**Stated goal**
In how many lines of the data does the word "Pareto" appear? Give the number by itself.

[Figure record extracts]

================

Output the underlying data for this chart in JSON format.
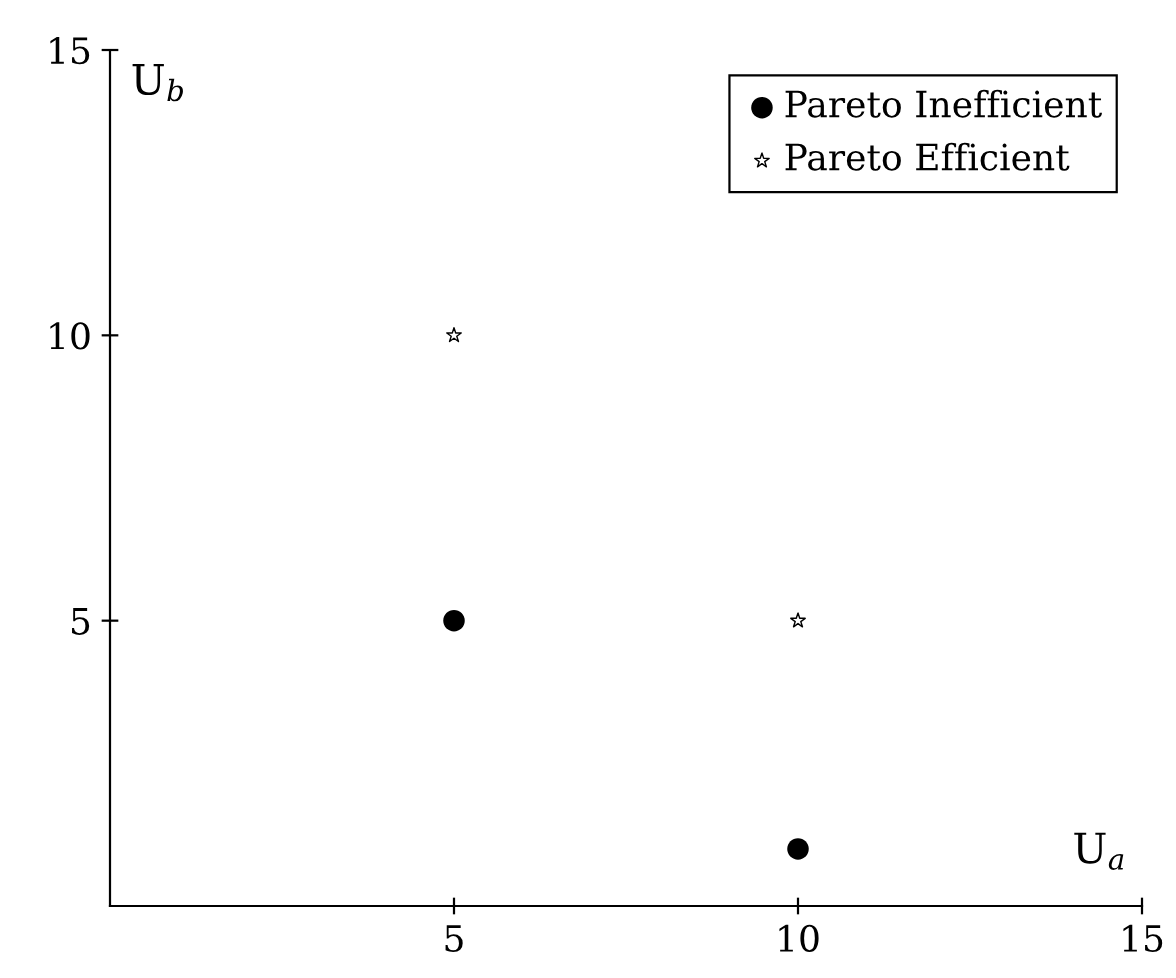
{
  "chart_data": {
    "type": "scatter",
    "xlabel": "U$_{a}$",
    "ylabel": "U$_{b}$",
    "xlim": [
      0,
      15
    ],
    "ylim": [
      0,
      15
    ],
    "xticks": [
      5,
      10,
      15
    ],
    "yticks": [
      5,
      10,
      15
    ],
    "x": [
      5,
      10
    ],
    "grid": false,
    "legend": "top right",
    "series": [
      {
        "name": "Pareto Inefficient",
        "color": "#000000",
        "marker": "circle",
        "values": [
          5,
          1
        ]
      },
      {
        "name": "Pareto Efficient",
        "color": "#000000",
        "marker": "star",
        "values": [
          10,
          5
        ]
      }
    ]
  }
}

================

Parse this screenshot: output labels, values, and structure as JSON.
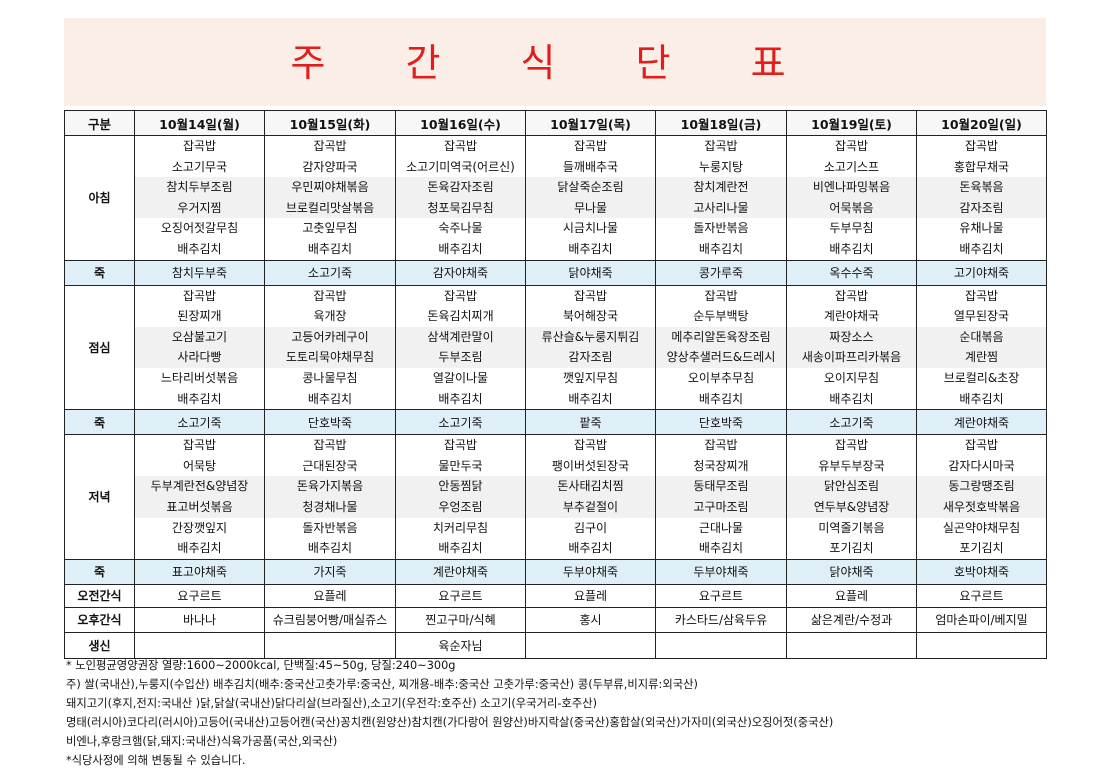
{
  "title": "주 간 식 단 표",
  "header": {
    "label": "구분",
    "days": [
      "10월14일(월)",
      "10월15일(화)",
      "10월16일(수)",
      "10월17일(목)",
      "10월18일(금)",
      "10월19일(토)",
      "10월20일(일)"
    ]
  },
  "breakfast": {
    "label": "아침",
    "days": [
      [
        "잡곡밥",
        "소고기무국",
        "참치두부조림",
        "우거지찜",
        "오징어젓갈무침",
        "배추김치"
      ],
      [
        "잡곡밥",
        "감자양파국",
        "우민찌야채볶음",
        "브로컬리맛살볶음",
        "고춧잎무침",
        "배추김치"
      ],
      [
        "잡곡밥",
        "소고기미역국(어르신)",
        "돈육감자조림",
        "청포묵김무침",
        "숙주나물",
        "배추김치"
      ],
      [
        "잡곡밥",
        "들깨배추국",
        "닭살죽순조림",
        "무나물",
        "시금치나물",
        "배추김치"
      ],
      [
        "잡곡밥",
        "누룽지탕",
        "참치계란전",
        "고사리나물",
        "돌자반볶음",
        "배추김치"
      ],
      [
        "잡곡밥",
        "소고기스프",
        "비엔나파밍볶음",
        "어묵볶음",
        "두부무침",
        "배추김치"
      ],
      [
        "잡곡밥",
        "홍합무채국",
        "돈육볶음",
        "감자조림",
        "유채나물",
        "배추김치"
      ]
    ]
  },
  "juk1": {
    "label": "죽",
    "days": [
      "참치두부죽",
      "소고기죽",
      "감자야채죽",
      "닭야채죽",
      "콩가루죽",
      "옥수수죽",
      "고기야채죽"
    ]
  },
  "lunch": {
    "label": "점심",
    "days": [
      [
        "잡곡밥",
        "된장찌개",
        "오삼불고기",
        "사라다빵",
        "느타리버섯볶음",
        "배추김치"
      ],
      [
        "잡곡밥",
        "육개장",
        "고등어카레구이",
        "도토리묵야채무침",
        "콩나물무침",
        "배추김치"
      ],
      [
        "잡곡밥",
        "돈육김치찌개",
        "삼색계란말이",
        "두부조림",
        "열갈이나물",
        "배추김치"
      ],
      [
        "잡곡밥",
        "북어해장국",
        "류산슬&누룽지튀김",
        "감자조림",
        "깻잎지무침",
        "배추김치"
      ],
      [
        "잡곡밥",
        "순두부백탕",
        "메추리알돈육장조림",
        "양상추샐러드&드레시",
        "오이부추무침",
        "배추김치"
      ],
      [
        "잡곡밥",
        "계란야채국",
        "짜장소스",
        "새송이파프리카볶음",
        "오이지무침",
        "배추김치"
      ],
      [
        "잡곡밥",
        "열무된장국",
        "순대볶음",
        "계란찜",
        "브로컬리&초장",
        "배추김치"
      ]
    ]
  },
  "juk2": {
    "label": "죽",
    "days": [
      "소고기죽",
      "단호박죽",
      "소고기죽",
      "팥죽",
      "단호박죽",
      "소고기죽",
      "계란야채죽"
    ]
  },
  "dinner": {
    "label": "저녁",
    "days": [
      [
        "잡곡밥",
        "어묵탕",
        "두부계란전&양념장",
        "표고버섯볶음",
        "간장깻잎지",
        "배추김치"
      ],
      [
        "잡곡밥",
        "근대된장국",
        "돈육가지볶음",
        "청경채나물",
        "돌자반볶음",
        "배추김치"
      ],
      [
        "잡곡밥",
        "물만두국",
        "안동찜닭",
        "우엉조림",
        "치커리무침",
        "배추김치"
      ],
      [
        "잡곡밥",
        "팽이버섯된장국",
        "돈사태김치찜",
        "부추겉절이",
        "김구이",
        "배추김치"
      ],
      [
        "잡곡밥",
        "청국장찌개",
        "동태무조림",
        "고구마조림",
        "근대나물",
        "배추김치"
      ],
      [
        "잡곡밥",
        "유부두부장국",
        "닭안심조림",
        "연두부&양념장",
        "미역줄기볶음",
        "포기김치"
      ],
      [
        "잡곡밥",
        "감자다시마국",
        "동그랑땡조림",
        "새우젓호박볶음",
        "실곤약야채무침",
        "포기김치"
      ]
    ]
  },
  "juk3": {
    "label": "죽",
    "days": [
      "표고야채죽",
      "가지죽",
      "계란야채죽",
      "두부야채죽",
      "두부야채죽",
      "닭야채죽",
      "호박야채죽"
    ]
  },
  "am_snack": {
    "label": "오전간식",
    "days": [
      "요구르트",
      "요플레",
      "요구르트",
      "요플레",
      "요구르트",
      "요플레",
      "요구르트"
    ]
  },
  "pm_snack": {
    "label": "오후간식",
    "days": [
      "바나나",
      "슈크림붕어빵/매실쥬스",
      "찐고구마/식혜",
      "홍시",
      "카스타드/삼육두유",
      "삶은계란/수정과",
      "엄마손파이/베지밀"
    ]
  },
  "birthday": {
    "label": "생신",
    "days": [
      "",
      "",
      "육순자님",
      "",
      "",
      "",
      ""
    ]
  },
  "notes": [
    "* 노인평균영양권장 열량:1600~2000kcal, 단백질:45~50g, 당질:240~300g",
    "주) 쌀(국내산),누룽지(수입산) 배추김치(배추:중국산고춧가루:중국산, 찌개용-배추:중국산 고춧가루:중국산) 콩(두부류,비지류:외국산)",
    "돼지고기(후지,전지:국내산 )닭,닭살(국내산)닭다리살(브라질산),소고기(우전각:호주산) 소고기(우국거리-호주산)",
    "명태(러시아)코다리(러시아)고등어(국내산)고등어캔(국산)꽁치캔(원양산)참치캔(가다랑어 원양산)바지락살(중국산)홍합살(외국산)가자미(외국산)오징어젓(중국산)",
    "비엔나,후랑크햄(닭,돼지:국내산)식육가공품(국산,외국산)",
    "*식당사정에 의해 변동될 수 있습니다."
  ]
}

================

**Exercise solution**
2